Job >>
Print, please, the line that contains "Transcribe the text in this document." and each line after it to the end of the entries, unchanged and with nothing else.

__________

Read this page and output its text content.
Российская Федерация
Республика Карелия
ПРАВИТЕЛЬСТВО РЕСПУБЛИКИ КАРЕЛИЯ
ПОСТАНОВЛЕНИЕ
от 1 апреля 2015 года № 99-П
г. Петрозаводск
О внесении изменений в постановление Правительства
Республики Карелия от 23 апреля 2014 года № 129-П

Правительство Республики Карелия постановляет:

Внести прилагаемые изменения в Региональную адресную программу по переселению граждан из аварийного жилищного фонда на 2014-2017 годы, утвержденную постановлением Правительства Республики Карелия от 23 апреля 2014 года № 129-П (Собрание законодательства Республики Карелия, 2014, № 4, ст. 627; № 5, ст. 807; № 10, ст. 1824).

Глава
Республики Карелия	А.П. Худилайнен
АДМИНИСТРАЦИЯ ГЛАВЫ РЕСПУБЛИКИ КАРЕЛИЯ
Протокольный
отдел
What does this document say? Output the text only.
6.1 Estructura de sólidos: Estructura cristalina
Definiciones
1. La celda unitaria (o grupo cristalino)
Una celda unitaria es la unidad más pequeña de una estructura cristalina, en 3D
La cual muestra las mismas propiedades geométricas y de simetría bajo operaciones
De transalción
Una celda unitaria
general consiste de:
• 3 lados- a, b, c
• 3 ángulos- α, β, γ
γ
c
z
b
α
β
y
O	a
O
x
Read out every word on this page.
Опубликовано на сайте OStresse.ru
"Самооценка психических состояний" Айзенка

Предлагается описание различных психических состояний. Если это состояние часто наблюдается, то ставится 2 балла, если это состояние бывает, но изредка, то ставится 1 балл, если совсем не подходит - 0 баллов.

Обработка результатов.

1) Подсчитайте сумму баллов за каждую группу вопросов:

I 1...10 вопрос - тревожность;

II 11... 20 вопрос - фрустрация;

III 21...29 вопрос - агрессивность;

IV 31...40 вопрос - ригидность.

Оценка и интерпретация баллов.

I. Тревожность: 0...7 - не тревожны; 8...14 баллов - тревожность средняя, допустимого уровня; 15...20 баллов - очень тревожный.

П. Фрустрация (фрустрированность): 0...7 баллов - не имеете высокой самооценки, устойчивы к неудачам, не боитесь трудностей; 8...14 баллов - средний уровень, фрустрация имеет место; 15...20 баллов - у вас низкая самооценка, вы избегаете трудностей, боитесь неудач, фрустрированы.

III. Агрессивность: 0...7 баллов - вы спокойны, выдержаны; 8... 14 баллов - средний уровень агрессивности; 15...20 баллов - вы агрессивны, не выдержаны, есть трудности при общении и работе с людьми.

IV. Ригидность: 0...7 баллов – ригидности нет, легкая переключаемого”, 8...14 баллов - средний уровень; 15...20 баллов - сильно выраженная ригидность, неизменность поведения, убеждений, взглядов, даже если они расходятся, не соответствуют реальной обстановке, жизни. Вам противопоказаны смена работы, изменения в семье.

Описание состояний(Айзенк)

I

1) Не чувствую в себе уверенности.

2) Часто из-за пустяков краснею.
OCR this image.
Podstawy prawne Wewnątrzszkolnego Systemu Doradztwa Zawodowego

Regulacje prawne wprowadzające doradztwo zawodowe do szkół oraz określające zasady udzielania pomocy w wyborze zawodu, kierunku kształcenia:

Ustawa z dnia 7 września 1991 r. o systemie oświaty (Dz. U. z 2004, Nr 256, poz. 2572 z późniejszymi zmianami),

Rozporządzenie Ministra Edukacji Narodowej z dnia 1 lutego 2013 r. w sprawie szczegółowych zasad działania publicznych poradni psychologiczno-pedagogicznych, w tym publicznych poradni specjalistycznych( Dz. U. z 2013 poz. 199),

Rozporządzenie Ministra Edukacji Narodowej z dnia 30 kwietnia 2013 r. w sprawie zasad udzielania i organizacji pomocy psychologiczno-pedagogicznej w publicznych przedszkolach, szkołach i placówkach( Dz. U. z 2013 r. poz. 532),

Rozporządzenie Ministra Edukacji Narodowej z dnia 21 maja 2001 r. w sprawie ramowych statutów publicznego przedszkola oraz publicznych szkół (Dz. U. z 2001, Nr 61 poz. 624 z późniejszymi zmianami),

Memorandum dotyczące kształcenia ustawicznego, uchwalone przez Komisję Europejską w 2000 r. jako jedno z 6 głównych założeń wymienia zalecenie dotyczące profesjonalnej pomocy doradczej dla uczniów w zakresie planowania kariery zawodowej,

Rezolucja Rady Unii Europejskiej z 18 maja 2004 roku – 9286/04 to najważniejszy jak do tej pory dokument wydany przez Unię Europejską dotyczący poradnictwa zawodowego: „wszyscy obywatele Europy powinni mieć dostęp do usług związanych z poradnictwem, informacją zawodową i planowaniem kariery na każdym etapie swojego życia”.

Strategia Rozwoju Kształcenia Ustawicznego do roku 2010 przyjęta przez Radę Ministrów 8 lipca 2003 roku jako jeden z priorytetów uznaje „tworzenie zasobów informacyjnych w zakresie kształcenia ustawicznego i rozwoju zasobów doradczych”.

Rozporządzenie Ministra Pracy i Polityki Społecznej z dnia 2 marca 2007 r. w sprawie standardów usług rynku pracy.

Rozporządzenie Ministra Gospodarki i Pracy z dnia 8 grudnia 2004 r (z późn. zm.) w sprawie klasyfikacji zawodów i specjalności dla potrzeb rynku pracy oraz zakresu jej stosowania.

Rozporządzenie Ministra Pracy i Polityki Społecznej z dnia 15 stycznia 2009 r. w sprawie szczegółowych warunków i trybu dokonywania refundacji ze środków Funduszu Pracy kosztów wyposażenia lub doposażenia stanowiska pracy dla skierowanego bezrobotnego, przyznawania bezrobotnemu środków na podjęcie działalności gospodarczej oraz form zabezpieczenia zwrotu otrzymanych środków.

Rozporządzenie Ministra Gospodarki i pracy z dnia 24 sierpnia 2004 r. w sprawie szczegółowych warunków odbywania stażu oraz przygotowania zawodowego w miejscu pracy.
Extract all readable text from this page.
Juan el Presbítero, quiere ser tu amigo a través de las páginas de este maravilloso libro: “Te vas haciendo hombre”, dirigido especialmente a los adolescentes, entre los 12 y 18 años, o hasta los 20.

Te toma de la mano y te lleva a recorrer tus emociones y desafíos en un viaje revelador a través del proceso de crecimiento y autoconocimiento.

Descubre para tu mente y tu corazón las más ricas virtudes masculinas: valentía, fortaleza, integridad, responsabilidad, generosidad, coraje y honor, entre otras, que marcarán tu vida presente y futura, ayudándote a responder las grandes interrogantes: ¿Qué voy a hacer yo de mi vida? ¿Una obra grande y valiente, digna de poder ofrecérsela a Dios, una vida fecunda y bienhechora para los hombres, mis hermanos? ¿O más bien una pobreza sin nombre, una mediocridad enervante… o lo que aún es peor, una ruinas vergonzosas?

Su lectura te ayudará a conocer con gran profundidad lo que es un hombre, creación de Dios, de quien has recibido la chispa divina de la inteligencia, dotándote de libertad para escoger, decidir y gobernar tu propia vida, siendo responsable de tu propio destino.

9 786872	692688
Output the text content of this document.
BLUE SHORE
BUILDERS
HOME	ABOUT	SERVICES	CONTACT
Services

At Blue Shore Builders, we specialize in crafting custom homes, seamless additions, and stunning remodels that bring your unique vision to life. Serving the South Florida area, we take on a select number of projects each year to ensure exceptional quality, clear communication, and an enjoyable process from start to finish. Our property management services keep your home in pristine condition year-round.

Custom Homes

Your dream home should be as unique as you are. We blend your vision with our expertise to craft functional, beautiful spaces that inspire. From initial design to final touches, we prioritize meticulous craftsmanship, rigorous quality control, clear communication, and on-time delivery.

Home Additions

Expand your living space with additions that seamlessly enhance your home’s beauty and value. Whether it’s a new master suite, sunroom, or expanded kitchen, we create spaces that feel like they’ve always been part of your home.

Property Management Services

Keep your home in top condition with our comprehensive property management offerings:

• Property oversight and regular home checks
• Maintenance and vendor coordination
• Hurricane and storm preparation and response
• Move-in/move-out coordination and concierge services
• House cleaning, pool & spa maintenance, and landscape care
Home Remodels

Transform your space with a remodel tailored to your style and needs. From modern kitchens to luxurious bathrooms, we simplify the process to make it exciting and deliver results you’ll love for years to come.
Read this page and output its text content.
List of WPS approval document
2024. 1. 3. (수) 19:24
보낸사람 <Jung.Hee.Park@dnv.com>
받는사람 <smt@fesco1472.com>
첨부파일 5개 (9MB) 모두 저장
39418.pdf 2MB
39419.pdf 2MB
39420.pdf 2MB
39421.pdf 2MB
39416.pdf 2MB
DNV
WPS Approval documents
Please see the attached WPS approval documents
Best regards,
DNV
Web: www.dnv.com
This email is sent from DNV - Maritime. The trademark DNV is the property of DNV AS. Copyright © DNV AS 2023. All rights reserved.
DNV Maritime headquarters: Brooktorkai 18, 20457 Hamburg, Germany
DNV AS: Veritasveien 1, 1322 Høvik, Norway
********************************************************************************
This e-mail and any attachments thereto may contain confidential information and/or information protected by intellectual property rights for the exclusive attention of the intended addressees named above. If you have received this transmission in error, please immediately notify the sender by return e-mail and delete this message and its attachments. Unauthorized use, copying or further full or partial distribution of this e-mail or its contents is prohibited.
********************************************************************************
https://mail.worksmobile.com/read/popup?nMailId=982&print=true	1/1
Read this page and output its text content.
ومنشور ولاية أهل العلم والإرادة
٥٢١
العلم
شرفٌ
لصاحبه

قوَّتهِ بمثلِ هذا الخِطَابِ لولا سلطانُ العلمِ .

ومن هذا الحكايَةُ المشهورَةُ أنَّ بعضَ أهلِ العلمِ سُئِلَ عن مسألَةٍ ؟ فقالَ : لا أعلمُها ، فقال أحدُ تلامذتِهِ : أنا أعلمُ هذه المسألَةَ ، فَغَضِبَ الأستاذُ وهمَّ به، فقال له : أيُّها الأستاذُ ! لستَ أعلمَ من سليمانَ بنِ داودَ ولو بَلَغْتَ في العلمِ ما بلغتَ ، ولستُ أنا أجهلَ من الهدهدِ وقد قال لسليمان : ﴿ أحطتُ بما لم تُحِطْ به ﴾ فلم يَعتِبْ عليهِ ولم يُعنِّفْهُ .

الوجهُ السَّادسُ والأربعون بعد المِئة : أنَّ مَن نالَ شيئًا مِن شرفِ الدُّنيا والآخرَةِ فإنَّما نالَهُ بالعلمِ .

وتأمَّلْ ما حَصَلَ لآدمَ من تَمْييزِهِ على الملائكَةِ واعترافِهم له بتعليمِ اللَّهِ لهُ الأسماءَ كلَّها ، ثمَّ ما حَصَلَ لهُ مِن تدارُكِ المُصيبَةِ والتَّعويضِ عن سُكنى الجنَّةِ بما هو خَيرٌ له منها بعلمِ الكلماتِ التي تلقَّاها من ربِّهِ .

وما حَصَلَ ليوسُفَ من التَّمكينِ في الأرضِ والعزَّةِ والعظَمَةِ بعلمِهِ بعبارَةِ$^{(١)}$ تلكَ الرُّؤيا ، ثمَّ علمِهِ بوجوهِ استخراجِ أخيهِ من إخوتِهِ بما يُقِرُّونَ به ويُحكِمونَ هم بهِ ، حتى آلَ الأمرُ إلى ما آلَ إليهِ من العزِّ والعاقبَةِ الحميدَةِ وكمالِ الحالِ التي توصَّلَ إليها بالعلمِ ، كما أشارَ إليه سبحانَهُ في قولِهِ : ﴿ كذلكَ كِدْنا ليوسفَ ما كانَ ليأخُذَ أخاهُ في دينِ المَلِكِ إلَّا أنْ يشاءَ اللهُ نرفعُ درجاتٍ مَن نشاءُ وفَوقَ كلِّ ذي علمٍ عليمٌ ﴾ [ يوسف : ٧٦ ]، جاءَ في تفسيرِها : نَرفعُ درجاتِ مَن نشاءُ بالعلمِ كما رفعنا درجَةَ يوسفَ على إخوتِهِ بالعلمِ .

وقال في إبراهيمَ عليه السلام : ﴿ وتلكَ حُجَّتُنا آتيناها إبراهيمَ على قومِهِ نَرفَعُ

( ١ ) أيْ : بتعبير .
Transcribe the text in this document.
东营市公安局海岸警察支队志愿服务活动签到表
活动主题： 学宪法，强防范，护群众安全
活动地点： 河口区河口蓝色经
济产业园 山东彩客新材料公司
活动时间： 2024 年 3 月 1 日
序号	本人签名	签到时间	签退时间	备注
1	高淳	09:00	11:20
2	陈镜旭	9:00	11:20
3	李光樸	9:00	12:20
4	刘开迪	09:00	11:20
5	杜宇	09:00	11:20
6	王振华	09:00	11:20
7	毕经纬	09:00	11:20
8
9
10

__________

Response to the exercise >>
Transcribe the text in this document.
东营市公安局海岸警察支队志愿服务活动签到表
活动主题： 学宪法，强防范，护群众安全
活动地点： 河口区河口蓝色经
济产业园 山东彩客新材料公司
活动时间： 2024 年 3 月 1 日
序号	本人签名	签到时间	签退时间	备注
1	高淳	09:00	11:20
2	陈镜旭	9:00	11:20
3	李光樸	9:00	12:20
4	刘开迪	09:00	11:20
5	杜宇	09:00	11:20
6	王振华	09:00	11:20
7	毕经纬	09:00	11:20
8
9
10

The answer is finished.